TEXT EXCERPT:
Alexander Duff (Royal Navy officer)

Sir Alexander Duff
Born 20 February 1862
Knockleith, Aberdeenshire
Died 22 November 1933 (1933-11-23) (aged 71)
London, United Kingdom
Allegiance United Kingdom
Service/branch Royal Navy
Years of service 1875–1925
Rank Admiral
Commands held China Station
Battles/wars World War I
Awards Knight Grand Cross of the Order of the Bath
Knight Grand Cross of the Order of the British EmpireKnight Commander of the Royal Victorian Order
Legion of Honour, Commander
Distinguished Service Medal (United States)

Admiral Sir Alexander Ludovic Duff GCB GBE KCVO (20 February 1862 22 November 1933) was a Royal Navy officer who served as Commander-in-Chief, China Station.

MATERIAL PROVIDED:

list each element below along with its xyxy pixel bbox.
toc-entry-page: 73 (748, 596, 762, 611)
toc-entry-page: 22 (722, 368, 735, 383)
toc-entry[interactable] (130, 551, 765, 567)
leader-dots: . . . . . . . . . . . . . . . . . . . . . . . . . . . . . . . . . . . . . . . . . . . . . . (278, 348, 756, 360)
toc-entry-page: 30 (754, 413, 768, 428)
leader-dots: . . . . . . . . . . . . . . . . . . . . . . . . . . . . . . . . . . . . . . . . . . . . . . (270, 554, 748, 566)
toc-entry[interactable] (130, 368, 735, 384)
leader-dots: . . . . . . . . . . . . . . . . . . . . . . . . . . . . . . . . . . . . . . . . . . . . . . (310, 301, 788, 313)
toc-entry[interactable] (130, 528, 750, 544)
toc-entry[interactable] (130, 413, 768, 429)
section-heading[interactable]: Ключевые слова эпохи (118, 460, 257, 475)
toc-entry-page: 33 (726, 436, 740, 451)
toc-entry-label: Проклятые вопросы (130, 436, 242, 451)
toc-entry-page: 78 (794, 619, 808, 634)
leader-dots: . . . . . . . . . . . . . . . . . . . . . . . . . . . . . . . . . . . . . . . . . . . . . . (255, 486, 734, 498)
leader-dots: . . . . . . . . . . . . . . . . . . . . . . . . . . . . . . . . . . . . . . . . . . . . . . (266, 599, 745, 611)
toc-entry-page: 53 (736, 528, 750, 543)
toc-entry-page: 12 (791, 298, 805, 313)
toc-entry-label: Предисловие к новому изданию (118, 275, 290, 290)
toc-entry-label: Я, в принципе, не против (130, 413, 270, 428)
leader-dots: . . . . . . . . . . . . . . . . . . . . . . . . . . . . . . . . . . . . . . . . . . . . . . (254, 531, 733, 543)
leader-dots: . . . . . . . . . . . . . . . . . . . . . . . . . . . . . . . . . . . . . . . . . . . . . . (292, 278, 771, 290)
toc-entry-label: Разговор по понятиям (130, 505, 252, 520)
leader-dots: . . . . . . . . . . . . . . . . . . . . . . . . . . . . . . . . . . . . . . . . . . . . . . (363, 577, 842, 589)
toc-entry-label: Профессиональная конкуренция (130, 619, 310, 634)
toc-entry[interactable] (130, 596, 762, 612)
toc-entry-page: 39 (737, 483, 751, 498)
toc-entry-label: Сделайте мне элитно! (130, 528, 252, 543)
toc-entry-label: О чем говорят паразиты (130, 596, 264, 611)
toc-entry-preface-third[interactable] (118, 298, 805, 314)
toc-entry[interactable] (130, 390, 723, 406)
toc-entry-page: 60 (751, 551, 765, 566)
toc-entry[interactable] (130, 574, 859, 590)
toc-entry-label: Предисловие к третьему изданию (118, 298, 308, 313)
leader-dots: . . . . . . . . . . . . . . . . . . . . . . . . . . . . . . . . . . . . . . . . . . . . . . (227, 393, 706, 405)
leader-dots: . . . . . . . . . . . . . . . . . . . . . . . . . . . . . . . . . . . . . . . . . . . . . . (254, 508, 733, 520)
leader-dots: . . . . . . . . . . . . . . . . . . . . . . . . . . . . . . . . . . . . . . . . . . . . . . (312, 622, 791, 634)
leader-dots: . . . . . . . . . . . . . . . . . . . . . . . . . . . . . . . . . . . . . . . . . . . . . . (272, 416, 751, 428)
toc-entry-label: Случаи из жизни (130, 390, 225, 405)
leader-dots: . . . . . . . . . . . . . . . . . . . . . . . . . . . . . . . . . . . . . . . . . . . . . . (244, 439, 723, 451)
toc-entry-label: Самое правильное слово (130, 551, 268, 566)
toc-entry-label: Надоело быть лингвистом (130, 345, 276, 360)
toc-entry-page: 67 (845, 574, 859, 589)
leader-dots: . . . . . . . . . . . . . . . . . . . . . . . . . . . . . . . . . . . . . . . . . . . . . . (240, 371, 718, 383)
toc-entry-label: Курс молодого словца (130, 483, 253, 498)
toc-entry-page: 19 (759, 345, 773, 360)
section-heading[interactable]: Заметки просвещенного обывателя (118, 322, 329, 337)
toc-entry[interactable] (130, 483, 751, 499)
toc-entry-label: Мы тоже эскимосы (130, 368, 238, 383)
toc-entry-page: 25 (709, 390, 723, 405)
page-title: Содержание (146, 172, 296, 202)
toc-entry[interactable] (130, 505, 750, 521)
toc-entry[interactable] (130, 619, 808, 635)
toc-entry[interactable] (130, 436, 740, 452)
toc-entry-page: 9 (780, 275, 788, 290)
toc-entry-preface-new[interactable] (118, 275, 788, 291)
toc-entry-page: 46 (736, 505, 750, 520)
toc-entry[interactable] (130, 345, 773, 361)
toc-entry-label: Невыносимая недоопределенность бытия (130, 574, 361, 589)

PROBLEM SET:
A - Where was Alexander Duff born, according to the Alexander Duff text?
B - Rewrite the entries from the first line through the line containing "toc-entry[interactable] (130, 551, 765, 567)", with "toc-entry-page" replaced by "contents-page-number" and all else unchanged.

TASK RESULTS:
A - Knockleith, Aberdeenshire

B -
list each element below along with its xyxy pixel bbox.
contents-page-number: 73 (748, 596, 762, 611)
contents-page-number: 22 (722, 368, 735, 383)
toc-entry[interactable] (130, 551, 765, 567)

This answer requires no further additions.